## Excerpted passage
- - - - - - -
Many computer scientists doubted ad hoc methods would ever give way to a more general approach to finding nearest neighbors. They were wrong.
  1. Introduction
  2. An Unbelievable Tangle
  3. A General Framework
  4. Author
approximate nearest neighbor model, illustration

A host of different tasks—such as identifying the song in a database most similar to your favorite song, or the drug most likely to interact with a given molecule—have the same basic problem at their core: finding the point in a dataset that is closest to a given point. This “nearest neighbor” problem shows up all over the place in machine learning, pattern recognition, and data analysis, as well as many other fields.

Yet the nearest neighbor problem is not really a single problem. Instead, it has as many different manifestations as there are different notions of what it means for data points to be similar. In recent decades, computer scientists have devised efficient nearest neighbor algorithms for a handful of different definitions of similarity: the ordinary Euclidean distance between points, and a few other distance measures.

However, “every time you needed to work with a new space or distance measure, you would kind of have to start from scratch” in designing a nearest neighbor algorithm, said Rasmus Pagh, a computer scientist at the IT University of Copenhagen. “Each space required some kind of craftsmanship.”

Because distance measures are so varied, many computer scientists doubted these ad hoc methods would ever give way to a more general approach that could cover many different distance measures at once. Now, however, a team of five computer scientists has proven the doubters—who originally included themselves—were wrong.
- - - - - - -
## Problems
(A) Reproduce the passage on nearest neighbor search word for word, beginning with "Because distance measures" and continuing through "included themselves—were wrong.".
(B) Return, unchanged, the lines of the records that begin with the line with "scan-edge-mark: [1124, 300, 1126, 360]" and continue through the line with "section-number-11: 11.: [543, 958, 597, 994]".

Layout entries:
- - - - - - -
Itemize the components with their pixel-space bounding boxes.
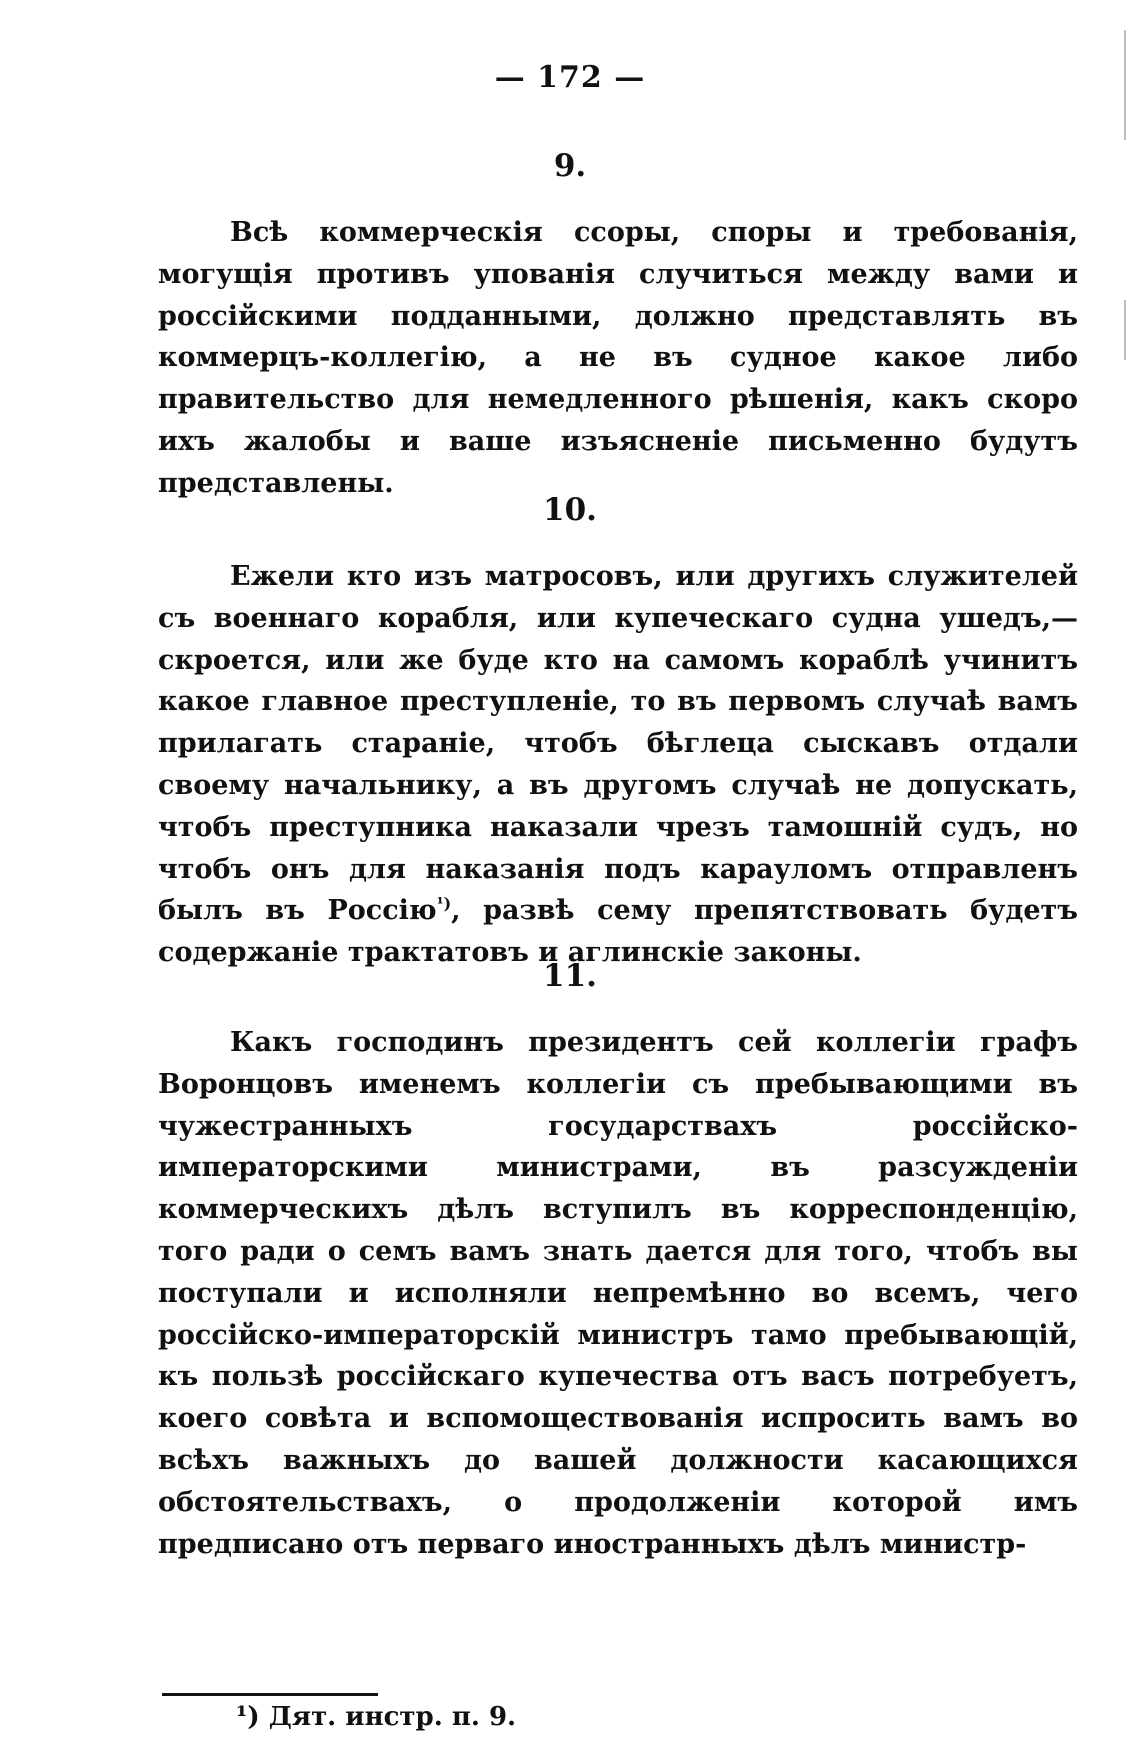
scan-edge-mark: [1124, 300, 1126, 360]
section-number-10: 10.: [543, 492, 597, 528]
section-number-11: 11.: [543, 958, 597, 994]
section-10-text-before-ref: Ежели кто изъ матросовъ, или другихъ служителей съ военнаго корабля, или купеческаго судна ушедъ,—скроется, или же буде кто на самомъ кораблѣ учинитъ какое главное преступленіе, то въ первомъ случаѣ вамъ прилагать стараніе, чтобъ бѣглеца сыскавъ отдали своему начальнику, а въ другомъ случаѣ не допускать, чтобъ преступника наказали чрезъ тамошній судъ, но чтобъ онъ для наказанія подъ карауломъ отправленъ былъ въ Россію: [158, 561, 1078, 927]
section-11-paragraph: Какъ господинъ президентъ сей коллегіи графъ Воронцовъ именемъ коллегіи съ пребывающими въ чужестранныхъ государствахъ россійско-императорскими министрами, въ разсужденіи коммерческихъ дѣлъ вступилъ въ корреспонденцію, того ради о семъ вамъ знать дается для того, чтобъ вы поступали и исполняли непремѣнно во всемъ, чего россійско-императорскій министръ тамо пребывающій, къ пользѣ россійскаго купечества отъ васъ потребуетъ, коего совѣта и вспомоществованія испросить вамъ во всѣхъ важныхъ до вашей должности касающихся обстоятельствахъ, о продолженіи которой имъ предписано отъ перваго иностранныхъ дѣлъ министр-: [158, 1027, 1078, 1560]
section-10-text-after-ref: , развѣ сему препятствовать будетъ содержаніе трактатовъ и аглинскіе законы.: [158, 895, 1078, 969]
section-number-9: 9.: [553, 148, 587, 184]
footnote-separator: [162, 1693, 378, 1696]
footnote-reference: ¹): [436, 894, 452, 914]
footnote: ¹) Дят. инстр. п. 9.: [236, 1702, 517, 1732]
section-9-paragraph: Всѣ коммерческія ссоры, споры и требованія, могущія противъ упованія случиться между вами и россійскими подданными, должно представлять въ коммерцъ-коллегію, а не въ судное какое либо правительство для немедленного рѣшенія, какъ скоро ихъ жалобы и ваше изъясненіе письменно будутъ представлены.: [158, 217, 1078, 499]
section-10-paragraph: [158, 556, 1078, 974]
page-number: — 172 —: [494, 60, 646, 95]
- - - - - - -
## Responses for each task
(A)
Because distance measures are so varied, many computer scientists doubted these ad hoc methods would ever give way to a more general approach that could cover many different distance measures at once. Now, however, a team of five computer scientists has proven the doubters—who originally included themselves—were wrong.

(B)
scan-edge-mark: [1124, 300, 1126, 360]
section-number-10: 10.: [543, 492, 597, 528]
section-number-11: 11.: [543, 958, 597, 994]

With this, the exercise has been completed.